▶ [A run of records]
-------------------------

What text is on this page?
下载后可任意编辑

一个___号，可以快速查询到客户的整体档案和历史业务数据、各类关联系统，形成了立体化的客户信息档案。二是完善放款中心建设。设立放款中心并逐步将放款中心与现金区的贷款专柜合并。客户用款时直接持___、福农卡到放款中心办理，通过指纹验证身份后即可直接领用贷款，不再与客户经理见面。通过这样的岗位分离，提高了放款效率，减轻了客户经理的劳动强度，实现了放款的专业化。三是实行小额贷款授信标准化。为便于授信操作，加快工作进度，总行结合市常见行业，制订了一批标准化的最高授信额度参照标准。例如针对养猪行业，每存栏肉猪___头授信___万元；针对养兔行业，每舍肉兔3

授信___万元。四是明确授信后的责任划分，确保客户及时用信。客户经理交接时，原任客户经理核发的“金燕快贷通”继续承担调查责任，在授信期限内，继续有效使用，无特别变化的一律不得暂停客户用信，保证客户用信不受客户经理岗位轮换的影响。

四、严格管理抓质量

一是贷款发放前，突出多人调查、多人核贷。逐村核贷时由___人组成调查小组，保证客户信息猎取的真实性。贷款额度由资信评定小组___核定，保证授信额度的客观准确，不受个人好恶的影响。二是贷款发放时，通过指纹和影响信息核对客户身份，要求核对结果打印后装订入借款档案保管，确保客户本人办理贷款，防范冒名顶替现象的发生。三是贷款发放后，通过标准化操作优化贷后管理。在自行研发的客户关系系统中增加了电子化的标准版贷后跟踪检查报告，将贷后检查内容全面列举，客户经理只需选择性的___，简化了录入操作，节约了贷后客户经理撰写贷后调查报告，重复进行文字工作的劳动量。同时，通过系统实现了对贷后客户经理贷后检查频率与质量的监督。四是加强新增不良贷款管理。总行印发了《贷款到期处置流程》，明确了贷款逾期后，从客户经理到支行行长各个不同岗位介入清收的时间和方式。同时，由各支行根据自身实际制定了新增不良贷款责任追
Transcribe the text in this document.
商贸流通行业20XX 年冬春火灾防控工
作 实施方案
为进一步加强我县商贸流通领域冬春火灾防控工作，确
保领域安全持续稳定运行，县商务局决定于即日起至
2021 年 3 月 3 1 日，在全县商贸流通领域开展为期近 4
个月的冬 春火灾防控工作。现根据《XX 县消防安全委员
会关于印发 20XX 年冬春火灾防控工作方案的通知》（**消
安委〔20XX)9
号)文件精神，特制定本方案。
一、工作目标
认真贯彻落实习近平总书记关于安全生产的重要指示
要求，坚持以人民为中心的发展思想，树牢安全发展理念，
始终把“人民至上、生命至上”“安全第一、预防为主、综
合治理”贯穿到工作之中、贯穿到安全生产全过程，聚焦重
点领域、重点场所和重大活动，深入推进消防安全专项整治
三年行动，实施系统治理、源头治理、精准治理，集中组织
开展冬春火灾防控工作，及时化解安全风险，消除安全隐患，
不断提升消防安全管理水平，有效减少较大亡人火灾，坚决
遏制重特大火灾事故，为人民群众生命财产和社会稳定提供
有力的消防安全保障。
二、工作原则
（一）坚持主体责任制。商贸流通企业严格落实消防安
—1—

-------------------------

▶ [Task goal] Repeat the listing above without any change.

▶ [Task output]
What text is on this page?
下载后可任意编辑

一个___号，可以快速查询到客户的整体档案和历史业务数据、各类关联系统，形成了立体化的客户信息档案。二是完善放款中心建设。设立放款中心并逐步将放款中心与现金区的贷款专柜合并。客户用款时直接持___、福农卡到放款中心办理，通过指纹验证身份后即可直接领用贷款，不再与客户经理见面。通过这样的岗位分离，提高了放款效率，减轻了客户经理的劳动强度，实现了放款的专业化。三是实行小额贷款授信标准化。为便于授信操作，加快工作进度，总行结合市常见行业，制订了一批标准化的最高授信额度参照标准。例如针对养猪行业，每存栏肉猪___头授信___万元；针对养兔行业，每舍肉兔3

授信___万元。四是明确授信后的责任划分，确保客户及时用信。客户经理交接时，原任客户经理核发的“金燕快贷通”继续承担调查责任，在授信期限内，继续有效使用，无特别变化的一律不得暂停客户用信，保证客户用信不受客户经理岗位轮换的影响。

四、严格管理抓质量

一是贷款发放前，突出多人调查、多人核贷。逐村核贷时由___人组成调查小组，保证客户信息猎取的真实性。贷款额度由资信评定小组___核定，保证授信额度的客观准确，不受个人好恶的影响。二是贷款发放时，通过指纹和影响信息核对客户身份，要求核对结果打印后装订入借款档案保管，确保客户本人办理贷款，防范冒名顶替现象的发生。三是贷款发放后，通过标准化操作优化贷后管理。在自行研发的客户关系系统中增加了电子化的标准版贷后跟踪检查报告，将贷后检查内容全面列举，客户经理只需选择性的___，简化了录入操作，节约了贷后客户经理撰写贷后调查报告，重复进行文字工作的劳动量。同时，通过系统实现了对贷后客户经理贷后检查频率与质量的监督。四是加强新增不良贷款管理。总行印发了《贷款到期处置流程》，明确了贷款逾期后，从客户经理到支行行长各个不同岗位介入清收的时间和方式。同时，由各支行根据自身实际制定了新增不良贷款责任追
Transcribe the text in this document.
商贸流通行业20XX 年冬春火灾防控工
作 实施方案
为进一步加强我县商贸流通领域冬春火灾防控工作，确
保领域安全持续稳定运行，县商务局决定于即日起至
2021 年 3 月 3 1 日，在全县商贸流通领域开展为期近 4
个月的冬 春火灾防控工作。现根据《XX 县消防安全委员
会关于印发 20XX 年冬春火灾防控工作方案的通知》（**消
安委〔20XX)9
号)文件精神，特制定本方案。
一、工作目标
认真贯彻落实习近平总书记关于安全生产的重要指示
要求，坚持以人民为中心的发展思想，树牢安全发展理念，
始终把“人民至上、生命至上”“安全第一、预防为主、综
合治理”贯穿到工作之中、贯穿到安全生产全过程，聚焦重
点领域、重点场所和重大活动，深入推进消防安全专项整治
三年行动，实施系统治理、源头治理、精准治理，集中组织
开展冬春火灾防控工作，及时化解安全风险，消除安全隐患，
不断提升消防安全管理水平，有效减少较大亡人火灾，坚决
遏制重特大火灾事故，为人民群众生命财产和社会稳定提供
有力的消防安全保障。
二、工作原则
（一）坚持主体责任制。商贸流通企业严格落实消防安
—1—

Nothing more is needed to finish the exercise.